• [SHORT PROBLEM]: Reproduce each of the records below word for word, omitting the pictures from your answer.

• [DATA ROWS]:
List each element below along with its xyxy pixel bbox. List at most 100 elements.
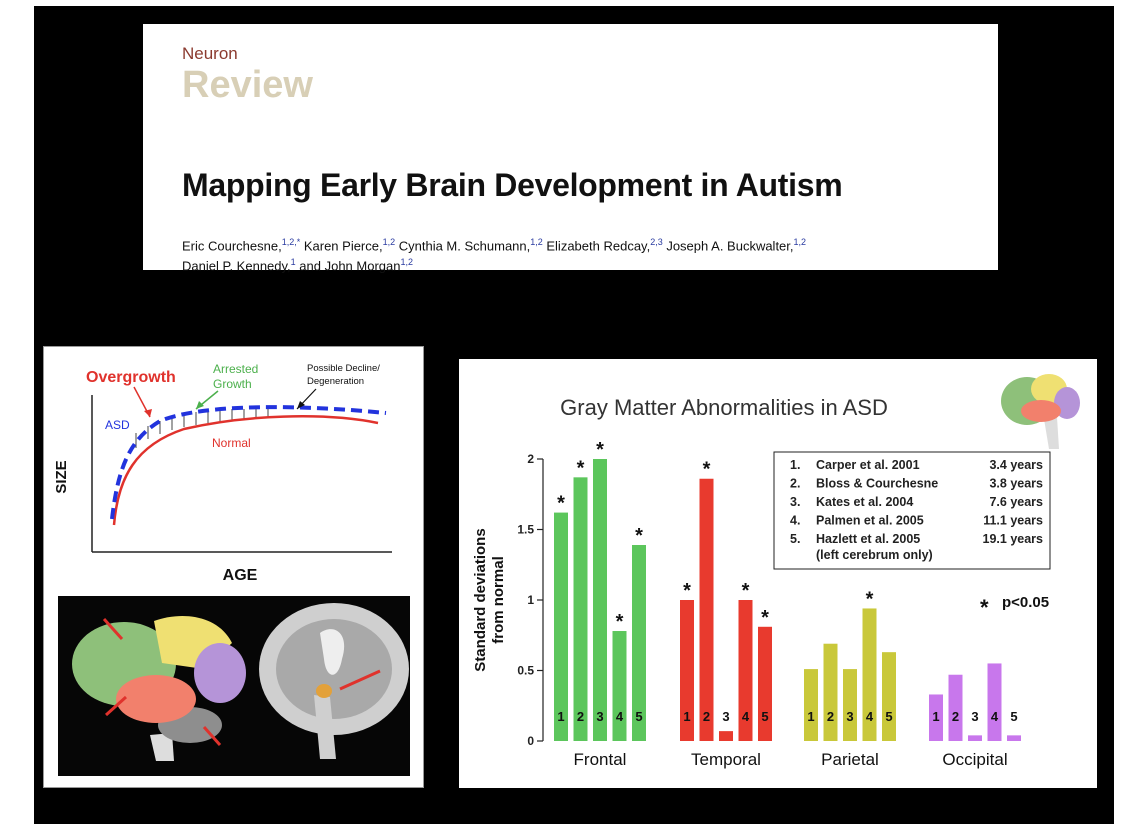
legend-age: 7.6 years <box>989 495 1043 509</box>
decline-label-2: Degeneration <box>307 376 364 387</box>
legend-study: Hazlett et al. 2005 <box>816 532 920 546</box>
bar-frontal-1 <box>554 512 568 741</box>
bar-parietal-5 <box>882 652 896 741</box>
significance-mark: * <box>616 611 624 633</box>
legend-age: 3.4 years <box>989 458 1043 472</box>
bar-number-label: 4 <box>616 709 624 724</box>
significance-star: * <box>980 595 989 620</box>
lateral-brain-lobes-icon <box>72 616 246 761</box>
y-ticks: 0 0.5 1 1.5 2 <box>517 452 543 748</box>
legend: 1. Carper et al. 2001 3.4 years 2. Bloss & C… <box>773 451 1051 570</box>
author-list: Eric Courchesne,1,2,* Karen Pierce,1,2 C… <box>182 234 806 275</box>
y-axis-label: SIZE <box>53 460 70 493</box>
bar-number-label: 3 <box>846 709 853 724</box>
author-affiliation: 1,2 <box>530 237 543 247</box>
bar-parietal-1 <box>804 669 818 741</box>
arrested-arrowhead <box>196 401 204 409</box>
bar-frontal-5 <box>632 545 646 741</box>
bar-temporal-2 <box>699 478 714 741</box>
author-name: Eric Courchesne, <box>182 238 282 254</box>
overgrowth-label: Overgrowth <box>86 369 176 386</box>
legend-number: 2. <box>790 477 800 491</box>
author-affiliation: 2,3 <box>650 237 663 247</box>
chart-title: Gray Matter Abnormalities in ASD <box>560 395 888 420</box>
bar-temporal-5 <box>758 626 772 741</box>
midsagittal-brain-mri-icon <box>259 603 409 759</box>
significance-mark: * <box>703 459 711 481</box>
section-label: Review <box>182 64 313 106</box>
bar-number-label: 4 <box>742 709 750 724</box>
author-affiliation: 1 <box>290 257 296 268</box>
bar-number-label: 2 <box>827 709 834 724</box>
legend-note: (left cerebrum only) <box>816 548 933 562</box>
legend-study: Kates et al. 2004 <box>816 495 913 509</box>
gray-matter-chart: Gray Matter Abnormalities in ASD Standar… <box>472 374 1080 769</box>
legend-age: 3.8 years <box>989 477 1043 491</box>
y-tick-label: 1 <box>527 593 534 607</box>
author-name: Daniel P. Kennedy, <box>182 258 291 274</box>
legend-number: 4. <box>790 514 800 528</box>
category-label: Temporal <box>691 750 761 769</box>
difference-hatching <box>135 409 269 448</box>
decline-label-1: Possible Decline/ <box>307 363 380 374</box>
growth-curve-diagram: Overgrowth Arrested Growth Possible Decl… <box>53 362 410 776</box>
significance-mark: * <box>742 580 750 602</box>
bar-number-label: 2 <box>703 709 710 724</box>
significance-mark: * <box>683 580 691 602</box>
gray-matter-chart-panel: Gray Matter Abnormalities in ASD Standar… <box>459 359 1097 788</box>
bar-temporal-4 <box>738 600 753 741</box>
paper-header: Neuron Review Mapping Early Brain Develo… <box>143 24 998 274</box>
bar-number-label: 5 <box>635 709 642 724</box>
legend-number: 5. <box>790 532 800 546</box>
author-name: Cynthia M. Schumann, <box>395 238 531 254</box>
legend-number: 1. <box>790 458 800 472</box>
arrested-label-1: Arrested <box>213 362 258 376</box>
bar-frontal-4 <box>612 631 627 741</box>
author-line-2: Daniel P. Kennedy,1 and John Morgan1,2 <box>182 254 806 274</box>
y-axis-label: Standard deviations from normal <box>472 528 507 671</box>
bar-number-label: 3 <box>722 709 729 724</box>
bar-number-label: 2 <box>577 709 584 724</box>
author-name: Elizabeth Redcay, <box>542 238 651 254</box>
significance-mark: * <box>557 493 565 515</box>
category-label: Occipital <box>942 750 1007 769</box>
bar-parietal-3 <box>843 669 857 741</box>
significance-mark: * <box>635 525 643 547</box>
legend-age: 11.1 years <box>983 514 1043 528</box>
legend-age: 19.1 years <box>983 532 1044 546</box>
legend-number: 3. <box>790 495 800 509</box>
significance-mark: * <box>577 457 585 479</box>
author-name: Joseph A. Buckwalter, <box>662 238 794 254</box>
bar-occipital-5 <box>1007 735 1021 741</box>
y-tick-label: 0 <box>527 734 534 748</box>
category-label: Parietal <box>821 750 879 769</box>
bar-number-label: 3 <box>971 709 978 724</box>
asd-label: ASD <box>105 418 130 432</box>
bar-number-label: 1 <box>683 709 690 724</box>
bar-number-label: 4 <box>991 709 999 724</box>
bar-number-label: 1 <box>932 709 939 724</box>
bar-number-label: 5 <box>885 709 892 724</box>
bar-occipital-3 <box>968 735 982 741</box>
asd-curve <box>110 405 387 520</box>
significance-mark: * <box>761 607 769 629</box>
category-label: Frontal <box>574 750 627 769</box>
author-name: and John Morgan <box>295 258 401 274</box>
bar-parietal-4 <box>862 608 877 741</box>
legend-study: Palmen et al. 2005 <box>816 514 924 528</box>
significance-label: p<0.05 <box>1002 594 1049 611</box>
decline-arrowhead <box>297 401 305 409</box>
bar-number-label: 3 <box>596 709 603 724</box>
y-tick-label: 1.5 <box>517 523 534 537</box>
author-affiliation: 1,2 <box>400 257 413 268</box>
y-axis-label-line1: Standard deviations <box>472 528 489 671</box>
bar-number-label: 2 <box>952 709 959 724</box>
bar-occipital-1 <box>929 694 943 741</box>
bar-number-label: 5 <box>1010 709 1017 724</box>
bar-temporal-3 <box>719 731 733 741</box>
author-affiliation: 1,2 <box>793 237 807 247</box>
bar-temporal-1 <box>680 600 694 741</box>
bar-occipital-4 <box>987 663 1002 741</box>
brain-lobes-icon <box>1001 374 1080 449</box>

• [SOLUTION BELOW]:
List each element below along with its xyxy pixel bbox. List at most 100 elements.
legend-age: 7.6 years <box>989 495 1043 509</box>
decline-label-2: Degeneration <box>307 376 364 387</box>
legend-study: Hazlett et al. 2005 <box>816 532 920 546</box>
bar-frontal-1 <box>554 512 568 741</box>
bar-parietal-5 <box>882 652 896 741</box>
significance-mark: * <box>616 611 624 633</box>
legend-age: 3.4 years <box>989 458 1043 472</box>
bar-number-label: 4 <box>616 709 624 724</box>
significance-star: * <box>980 595 989 620</box>
lateral-brain-lobes-icon <box>72 616 246 761</box>
y-ticks: 0 0.5 1 1.5 2 <box>517 452 543 748</box>
legend: 1. Carper et al. 2001 3.4 years 2. Bloss & C… <box>773 451 1051 570</box>
author-list: Eric Courchesne,1,2,* Karen Pierce,1,2 C… <box>182 234 806 275</box>
y-axis-label: SIZE <box>53 460 70 493</box>
bar-number-label: 3 <box>846 709 853 724</box>
author-affiliation: 1,2 <box>530 237 543 247</box>
bar-parietal-1 <box>804 669 818 741</box>
arrested-arrowhead <box>196 401 204 409</box>
bar-frontal-5 <box>632 545 646 741</box>
bar-temporal-2 <box>699 478 714 741</box>
author-name: Eric Courchesne, <box>182 238 282 254</box>
overgrowth-label: Overgrowth <box>86 369 176 386</box>
legend-number: 2. <box>790 477 800 491</box>
author-affiliation: 2,3 <box>650 237 663 247</box>
chart-title: Gray Matter Abnormalities in ASD <box>560 395 888 420</box>
bar-temporal-5 <box>758 626 772 741</box>
midsagittal-brain-mri-icon <box>259 603 409 759</box>
significance-mark: * <box>703 459 711 481</box>
section-label: Review <box>182 64 313 106</box>
bar-number-label: 4 <box>742 709 750 724</box>
author-affiliation: 1 <box>290 257 296 268</box>
bar-number-label: 2 <box>827 709 834 724</box>
legend-note: (left cerebrum only) <box>816 548 933 562</box>
legend-study: Kates et al. 2004 <box>816 495 913 509</box>
gray-matter-chart: Gray Matter Abnormalities in ASD Standar… <box>472 374 1080 769</box>
legend-age: 3.8 years <box>989 477 1043 491</box>
y-tick-label: 1 <box>527 593 534 607</box>
author-name: Daniel P. Kennedy, <box>182 258 291 274</box>
legend-number: 4. <box>790 514 800 528</box>
category-label: Temporal <box>691 750 761 769</box>
difference-hatching <box>135 409 269 448</box>
decline-label-1: Possible Decline/ <box>307 363 380 374</box>
growth-curve-diagram: Overgrowth Arrested Growth Possible Decl… <box>53 362 410 776</box>
significance-mark: * <box>742 580 750 602</box>
bar-number-label: 2 <box>703 709 710 724</box>
significance-mark: * <box>683 580 691 602</box>
gray-matter-chart-panel: Gray Matter Abnormalities in ASD Standar… <box>459 359 1097 788</box>
bar-temporal-4 <box>738 600 753 741</box>
paper-header: Neuron Review Mapping Early Brain Develo… <box>143 24 998 274</box>
bar-number-label: 5 <box>635 709 642 724</box>
legend-number: 5. <box>790 532 800 546</box>
author-name: Cynthia M. Schumann, <box>395 238 531 254</box>
legend-number: 1. <box>790 458 800 472</box>
arrested-label-1: Arrested <box>213 362 258 376</box>
bar-frontal-4 <box>612 631 627 741</box>
author-line-2: Daniel P. Kennedy,1 and John Morgan1,2 <box>182 254 806 274</box>
y-axis-label: Standard deviations from normal <box>472 528 507 671</box>
bar-number-label: 3 <box>722 709 729 724</box>
bar-number-label: 2 <box>577 709 584 724</box>
author-name: Elizabeth Redcay, <box>542 238 651 254</box>
significance-mark: * <box>557 493 565 515</box>
category-label: Occipital <box>942 750 1007 769</box>
bar-parietal-3 <box>843 669 857 741</box>
significance-mark: * <box>635 525 643 547</box>
legend-age: 11.1 years <box>983 514 1043 528</box>
legend-age: 19.1 years <box>983 532 1044 546</box>
legend-number: 3. <box>790 495 800 509</box>
significance-mark: * <box>577 457 585 479</box>
author-name: Joseph A. Buckwalter, <box>662 238 794 254</box>
bar-occipital-5 <box>1007 735 1021 741</box>
y-tick-label: 0 <box>527 734 534 748</box>
category-label: Parietal <box>821 750 879 769</box>
bar-number-label: 3 <box>971 709 978 724</box>
asd-label: ASD <box>105 418 130 432</box>
bar-number-label: 1 <box>683 709 690 724</box>
bar-number-label: 4 <box>991 709 999 724</box>
bar-number-label: 1 <box>932 709 939 724</box>
bar-number-label: 5 <box>885 709 892 724</box>
bar-occipital-3 <box>968 735 982 741</box>
asd-curve <box>110 405 387 520</box>
significance-mark: * <box>761 607 769 629</box>
category-label: Frontal <box>574 750 627 769</box>
author-name: and John Morgan <box>295 258 401 274</box>
bar-parietal-4 <box>862 608 877 741</box>
legend-study: Palmen et al. 2005 <box>816 514 924 528</box>
significance-label: p<0.05 <box>1002 594 1049 611</box>
decline-arrowhead <box>297 401 305 409</box>
bar-number-label: 3 <box>596 709 603 724</box>
y-tick-label: 1.5 <box>517 523 534 537</box>
author-affiliation: 1,2 <box>400 257 413 268</box>
y-axis-label-line1: Standard deviations <box>472 528 489 671</box>
bar-number-label: 2 <box>952 709 959 724</box>
bar-occipital-1 <box>929 694 943 741</box>
bar-number-label: 5 <box>1010 709 1017 724</box>
bar-temporal-3 <box>719 731 733 741</box>
author-affiliation: 1,2 <box>793 237 807 247</box>
bar-temporal-1 <box>680 600 694 741</box>
bar-occipital-4 <box>987 663 1002 741</box>
brain-lobes-icon <box>1001 374 1080 449</box>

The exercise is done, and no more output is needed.